▶ [Written instruction]: Go through the listing below and gather every line with the word "Screenshot".

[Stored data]

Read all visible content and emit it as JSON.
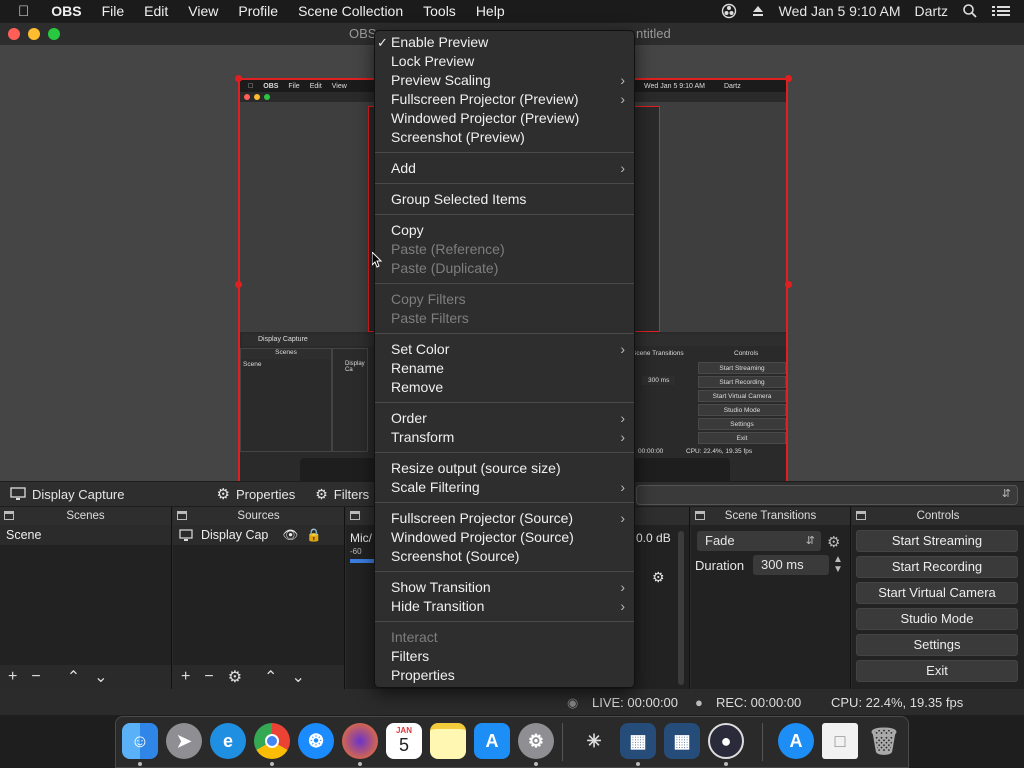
{
  "menubar": {
    "app": "OBS",
    "items": [
      "File",
      "Edit",
      "View",
      "Profile",
      "Scene Collection",
      "Tools",
      "Help"
    ],
    "datetime": "Wed Jan 5  9:10 AM",
    "user": "Dartz"
  },
  "window": {
    "title": "OBS",
    "title_suffix": "ntitled"
  },
  "preview_mini": {
    "menubar": [
      "OBS",
      "File",
      "Edit",
      "View"
    ],
    "datetime": "Wed Jan 5  9:10 AM",
    "user": "Dartz",
    "display_capture": "Display Capture",
    "scenes": "Scenes",
    "scene": "Scene",
    "display_cap": "Display Ca",
    "scene_transitions": "Scene Transitions",
    "controls": "Controls",
    "duration": "300 ms",
    "start_streaming": "Start Streaming",
    "start_recording": "Start Recording",
    "start_virtual_camera": "Start Virtual Camera",
    "studio_mode": "Studio Mode",
    "settings": "Settings",
    "exit": "Exit",
    "rec": "00:00:00",
    "cpu": "CPU: 22.4%, 19.35 fps"
  },
  "context_menu": {
    "enable_preview": "Enable Preview",
    "lock_preview": "Lock Preview",
    "preview_scaling": "Preview Scaling",
    "fullscreen_projector_preview": "Fullscreen Projector (Preview)",
    "windowed_projector_preview": "Windowed Projector (Preview)",
    "screenshot_preview": "Screenshot (Preview)",
    "add": "Add",
    "group_selected": "Group Selected Items",
    "copy": "Copy",
    "paste_reference": "Paste (Reference)",
    "paste_duplicate": "Paste (Duplicate)",
    "copy_filters": "Copy Filters",
    "paste_filters": "Paste Filters",
    "set_color": "Set Color",
    "rename": "Rename",
    "remove": "Remove",
    "order": "Order",
    "transform": "Transform",
    "resize_output": "Resize output (source size)",
    "scale_filtering": "Scale Filtering",
    "fullscreen_projector_source": "Fullscreen Projector (Source)",
    "windowed_projector_source": "Windowed Projector (Source)",
    "screenshot_source": "Screenshot (Source)",
    "show_transition": "Show Transition",
    "hide_transition": "Hide Transition",
    "interact": "Interact",
    "filters": "Filters",
    "properties": "Properties"
  },
  "source_toolbar": {
    "source_name": "Display Capture",
    "properties": "Properties",
    "filters": "Filters"
  },
  "docks": {
    "scenes_title": "Scenes",
    "scene_item": "Scene",
    "sources_title": "Sources",
    "source_item": "Display Cap",
    "mixer_label": "Mic/",
    "mixer_level": "-60",
    "mixer_db": "0.0 dB",
    "transitions_title": "Scene Transitions",
    "transition_value": "Fade",
    "duration_label": "Duration",
    "duration_value": "300 ms",
    "controls_title": "Controls"
  },
  "controls": {
    "start_streaming": "Start Streaming",
    "start_recording": "Start Recording",
    "start_virtual_camera": "Start Virtual Camera",
    "studio_mode": "Studio Mode",
    "settings": "Settings",
    "exit": "Exit"
  },
  "status": {
    "live": "LIVE: 00:00:00",
    "rec": "REC: 00:00:00",
    "cpu": "CPU: 22.4%, 19.35 fps"
  },
  "dock_calendar_day": "5",
  "dock_calendar_month": "JAN"
}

▶ [Task response]:
    "screenshot_preview": "Screenshot (Preview)",
    "screenshot_source": "Screenshot (Source)",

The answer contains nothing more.